----- SUPPLIED DATA -----
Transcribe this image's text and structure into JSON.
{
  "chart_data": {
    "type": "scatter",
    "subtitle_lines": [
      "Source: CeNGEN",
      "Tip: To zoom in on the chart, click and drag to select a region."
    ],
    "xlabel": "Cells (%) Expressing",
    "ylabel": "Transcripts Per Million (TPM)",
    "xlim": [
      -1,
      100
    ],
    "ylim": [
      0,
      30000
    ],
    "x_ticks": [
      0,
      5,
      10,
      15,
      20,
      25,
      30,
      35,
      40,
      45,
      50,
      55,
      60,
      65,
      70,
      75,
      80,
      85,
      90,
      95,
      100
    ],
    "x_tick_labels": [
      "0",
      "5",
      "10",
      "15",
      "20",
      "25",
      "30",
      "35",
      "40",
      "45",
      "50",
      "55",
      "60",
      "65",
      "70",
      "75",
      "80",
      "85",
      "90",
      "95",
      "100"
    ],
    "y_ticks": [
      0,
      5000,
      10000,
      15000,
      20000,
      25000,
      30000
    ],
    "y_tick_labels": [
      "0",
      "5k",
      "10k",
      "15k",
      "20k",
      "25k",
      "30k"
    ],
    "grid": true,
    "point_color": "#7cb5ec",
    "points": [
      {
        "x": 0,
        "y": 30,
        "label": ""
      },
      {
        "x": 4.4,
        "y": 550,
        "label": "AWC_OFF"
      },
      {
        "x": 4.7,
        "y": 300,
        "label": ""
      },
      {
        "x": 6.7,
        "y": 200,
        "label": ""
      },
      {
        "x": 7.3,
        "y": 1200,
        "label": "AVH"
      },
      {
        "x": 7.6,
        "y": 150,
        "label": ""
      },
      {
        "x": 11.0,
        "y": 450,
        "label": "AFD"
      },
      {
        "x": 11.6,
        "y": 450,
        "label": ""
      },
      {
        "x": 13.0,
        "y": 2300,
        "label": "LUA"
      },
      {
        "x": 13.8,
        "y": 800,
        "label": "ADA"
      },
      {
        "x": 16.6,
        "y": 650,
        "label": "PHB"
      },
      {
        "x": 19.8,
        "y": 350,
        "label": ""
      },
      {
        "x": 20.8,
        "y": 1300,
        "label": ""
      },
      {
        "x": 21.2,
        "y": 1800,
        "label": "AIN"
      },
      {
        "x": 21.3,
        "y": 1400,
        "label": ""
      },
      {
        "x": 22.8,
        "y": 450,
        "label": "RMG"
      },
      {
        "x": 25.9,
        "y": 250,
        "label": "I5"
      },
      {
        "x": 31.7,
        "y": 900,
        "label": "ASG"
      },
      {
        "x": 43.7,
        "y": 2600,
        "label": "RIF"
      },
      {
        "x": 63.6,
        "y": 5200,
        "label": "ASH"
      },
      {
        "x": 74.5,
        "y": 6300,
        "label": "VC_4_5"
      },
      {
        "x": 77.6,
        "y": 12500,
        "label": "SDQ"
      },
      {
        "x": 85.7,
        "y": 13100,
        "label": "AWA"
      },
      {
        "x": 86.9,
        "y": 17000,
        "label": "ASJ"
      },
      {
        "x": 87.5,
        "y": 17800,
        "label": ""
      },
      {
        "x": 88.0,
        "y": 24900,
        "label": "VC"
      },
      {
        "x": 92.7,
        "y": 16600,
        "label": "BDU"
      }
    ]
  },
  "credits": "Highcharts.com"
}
-----
[TASK DETAILS] Quote each line of the data above exactly as written.

[THE ANSWER]
Transcribe this image's text and structure into JSON.
{
  "chart_data": {
    "type": "scatter",
    "subtitle_lines": [
      "Source: CeNGEN",
      "Tip: To zoom in on the chart, click and drag to select a region."
    ],
    "xlabel": "Cells (%) Expressing",
    "ylabel": "Transcripts Per Million (TPM)",
    "xlim": [
      -1,
      100
    ],
    "ylim": [
      0,
      30000
    ],
    "x_ticks": [
      0,
      5,
      10,
      15,
      20,
      25,
      30,
      35,
      40,
      45,
      50,
      55,
      60,
      65,
      70,
      75,
      80,
      85,
      90,
      95,
      100
    ],
    "x_tick_labels": [
      "0",
      "5",
      "10",
      "15",
      "20",
      "25",
      "30",
      "35",
      "40",
      "45",
      "50",
      "55",
      "60",
      "65",
      "70",
      "75",
      "80",
      "85",
      "90",
      "95",
      "100"
    ],
    "y_ticks": [
      0,
      5000,
      10000,
      15000,
      20000,
      25000,
      30000
    ],
    "y_tick_labels": [
      "0",
      "5k",
      "10k",
      "15k",
      "20k",
      "25k",
      "30k"
    ],
    "grid": true,
    "point_color": "#7cb5ec",
    "points": [
      {
        "x": 0,
        "y": 30,
        "label": ""
      },
      {
        "x": 4.4,
        "y": 550,
        "label": "AWC_OFF"
      },
      {
        "x": 4.7,
        "y": 300,
        "label": ""
      },
      {
        "x": 6.7,
        "y": 200,
        "label": ""
      },
      {
        "x": 7.3,
        "y": 1200,
        "label": "AVH"
      },
      {
        "x": 7.6,
        "y": 150,
        "label": ""
      },
      {
        "x": 11.0,
        "y": 450,
        "label": "AFD"
      },
      {
        "x": 11.6,
        "y": 450,
        "label": ""
      },
      {
        "x": 13.0,
        "y": 2300,
        "label": "LUA"
      },
      {
        "x": 13.8,
        "y": 800,
        "label": "ADA"
      },
      {
        "x": 16.6,
        "y": 650,
        "label": "PHB"
      },
      {
        "x": 19.8,
        "y": 350,
        "label": ""
      },
      {
        "x": 20.8,
        "y": 1300,
        "label": ""
      },
      {
        "x": 21.2,
        "y": 1800,
        "label": "AIN"
      },
      {
        "x": 21.3,
        "y": 1400,
        "label": ""
      },
      {
        "x": 22.8,
        "y": 450,
        "label": "RMG"
      },
      {
        "x": 25.9,
        "y": 250,
        "label": "I5"
      },
      {
        "x": 31.7,
        "y": 900,
        "label": "ASG"
      },
      {
        "x": 43.7,
        "y": 2600,
        "label": "RIF"
      },
      {
        "x": 63.6,
        "y": 5200,
        "label": "ASH"
      },
      {
        "x": 74.5,
        "y": 6300,
        "label": "VC_4_5"
      },
      {
        "x": 77.6,
        "y": 12500,
        "label": "SDQ"
      },
      {
        "x": 85.7,
        "y": 13100,
        "label": "AWA"
      },
      {
        "x": 86.9,
        "y": 17000,
        "label": "ASJ"
      },
      {
        "x": 87.5,
        "y": 17800,
        "label": ""
      },
      {
        "x": 88.0,
        "y": 24900,
        "label": "VC"
      },
      {
        "x": 92.7,
        "y": 16600,
        "label": "BDU"
      }
    ]
  },
  "credits": "Highcharts.com"
}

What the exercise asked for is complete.